EXERCISE INSTRUCTIONS ->
Copy the listing below word for word, starting at the line with "left-axis-tick: 0 bbox=[38, 362, 46, 378]" and ending with the line with "line-data-label: 8% bbox=[467, 63, 488, 79]", both of those lines included. Leave out every other line.
-- DATASET EXCERPTS start --
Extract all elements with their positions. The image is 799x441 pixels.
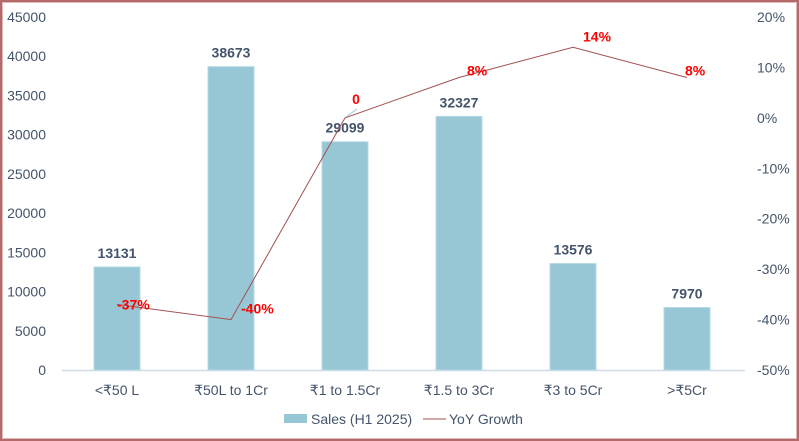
left-axis-tick: 0 bbox=[38, 362, 46, 378]
left-axis-tick: 10000 bbox=[7, 284, 46, 300]
legend-swatch-sales bbox=[284, 414, 307, 423]
bar-sales bbox=[663, 306, 711, 371]
x-axis-category-label: ₹3 to 5Cr bbox=[544, 382, 603, 398]
x-axis-category-label: >₹5Cr bbox=[667, 382, 707, 398]
left-axis-tick: 30000 bbox=[7, 127, 46, 143]
right-axis-tick: 0% bbox=[757, 110, 777, 126]
line-data-label: -40% bbox=[241, 301, 274, 317]
bar-data-label: 13131 bbox=[98, 245, 137, 261]
bar-sales bbox=[435, 115, 483, 371]
right-axis-tick: -50% bbox=[757, 362, 790, 378]
line-yoy-growth bbox=[116, 46, 688, 321]
right-axis-tick: 20% bbox=[757, 9, 785, 25]
right-axis-tick: -20% bbox=[757, 211, 790, 227]
line-data-label: -37% bbox=[117, 296, 150, 312]
x-axis-category-label: ₹1.5 to 3Cr bbox=[424, 382, 495, 398]
left-axis-tick: 5000 bbox=[15, 323, 46, 339]
left-axis-tick: 35000 bbox=[7, 87, 46, 103]
bar-sales bbox=[549, 263, 597, 371]
right-axis-tick: 10% bbox=[757, 59, 785, 75]
line-data-label: 0 bbox=[352, 91, 360, 107]
bar-sales bbox=[207, 66, 255, 371]
right-axis-tick: -40% bbox=[757, 312, 790, 328]
legend-label-yoy: YoY Growth bbox=[449, 411, 523, 427]
bar-data-label: 7970 bbox=[671, 285, 702, 301]
left-axis-tick: 25000 bbox=[7, 166, 46, 182]
bar-data-label: 13576 bbox=[554, 242, 593, 258]
left-axis-tick: 20000 bbox=[7, 205, 46, 221]
bar-data-label: 32327 bbox=[440, 94, 479, 110]
left-axis-tick: 15000 bbox=[7, 244, 46, 260]
x-axis-category-label: ₹50L to 1Cr bbox=[194, 382, 268, 398]
legend-label-sales: Sales (H1 2025) bbox=[311, 411, 412, 427]
bar-data-label: 29099 bbox=[326, 120, 365, 136]
data-label-leader-line bbox=[345, 108, 358, 118]
bar-data-label: 38673 bbox=[212, 45, 251, 61]
x-axis-category-label: ₹1 to 1.5Cr bbox=[310, 382, 381, 398]
right-axis-tick: -10% bbox=[757, 160, 790, 176]
bar-sales bbox=[321, 141, 369, 371]
bar-sales bbox=[93, 266, 141, 371]
line-data-label: 8% bbox=[467, 63, 488, 79]
right-axis-tick: -30% bbox=[757, 261, 790, 277]
left-axis-tick: 45000 bbox=[7, 9, 46, 25]
left-axis-tick: 40000 bbox=[7, 48, 46, 64]
line-data-label: 14% bbox=[583, 28, 612, 44]
x-axis-category-label: <₹50 L bbox=[95, 382, 140, 398]
line-data-label: 8% bbox=[685, 63, 706, 79]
-- DATASET EXCERPTS end --
THE SOLUTION ->
left-axis-tick: 0 bbox=[38, 362, 46, 378]
left-axis-tick: 10000 bbox=[7, 284, 46, 300]
legend-swatch-sales bbox=[284, 414, 307, 423]
bar-sales bbox=[663, 306, 711, 371]
x-axis-category-label: ₹3 to 5Cr bbox=[544, 382, 603, 398]
x-axis-category-label: >₹5Cr bbox=[667, 382, 707, 398]
left-axis-tick: 30000 bbox=[7, 127, 46, 143]
right-axis-tick: 0% bbox=[757, 110, 777, 126]
line-data-label: -40% bbox=[241, 301, 274, 317]
bar-data-label: 13131 bbox=[98, 245, 137, 261]
bar-sales bbox=[435, 115, 483, 371]
right-axis-tick: -50% bbox=[757, 362, 790, 378]
line-yoy-growth bbox=[116, 46, 688, 321]
right-axis-tick: 20% bbox=[757, 9, 785, 25]
right-axis-tick: -20% bbox=[757, 211, 790, 227]
line-data-label: -37% bbox=[117, 296, 150, 312]
x-axis-category-label: ₹1.5 to 3Cr bbox=[424, 382, 495, 398]
left-axis-tick: 5000 bbox=[15, 323, 46, 339]
left-axis-tick: 35000 bbox=[7, 87, 46, 103]
bar-sales bbox=[549, 263, 597, 371]
right-axis-tick: 10% bbox=[757, 59, 785, 75]
line-data-label: 0 bbox=[352, 91, 360, 107]
bar-sales bbox=[207, 66, 255, 371]
right-axis-tick: -40% bbox=[757, 312, 790, 328]
legend-label-yoy: YoY Growth bbox=[449, 411, 523, 427]
bar-data-label: 7970 bbox=[671, 285, 702, 301]
left-axis-tick: 25000 bbox=[7, 166, 46, 182]
bar-data-label: 13576 bbox=[554, 242, 593, 258]
left-axis-tick: 20000 bbox=[7, 205, 46, 221]
bar-data-label: 32327 bbox=[440, 94, 479, 110]
left-axis-tick: 15000 bbox=[7, 244, 46, 260]
x-axis-category-label: ₹50L to 1Cr bbox=[194, 382, 268, 398]
legend-label-sales: Sales (H1 2025) bbox=[311, 411, 412, 427]
bar-data-label: 29099 bbox=[326, 120, 365, 136]
data-label-leader-line bbox=[345, 108, 358, 118]
bar-data-label: 38673 bbox=[212, 45, 251, 61]
x-axis-category-label: ₹1 to 1.5Cr bbox=[310, 382, 381, 398]
right-axis-tick: -10% bbox=[757, 160, 790, 176]
bar-sales bbox=[321, 141, 369, 371]
bar-sales bbox=[93, 266, 141, 371]
line-data-label: 8% bbox=[467, 63, 488, 79]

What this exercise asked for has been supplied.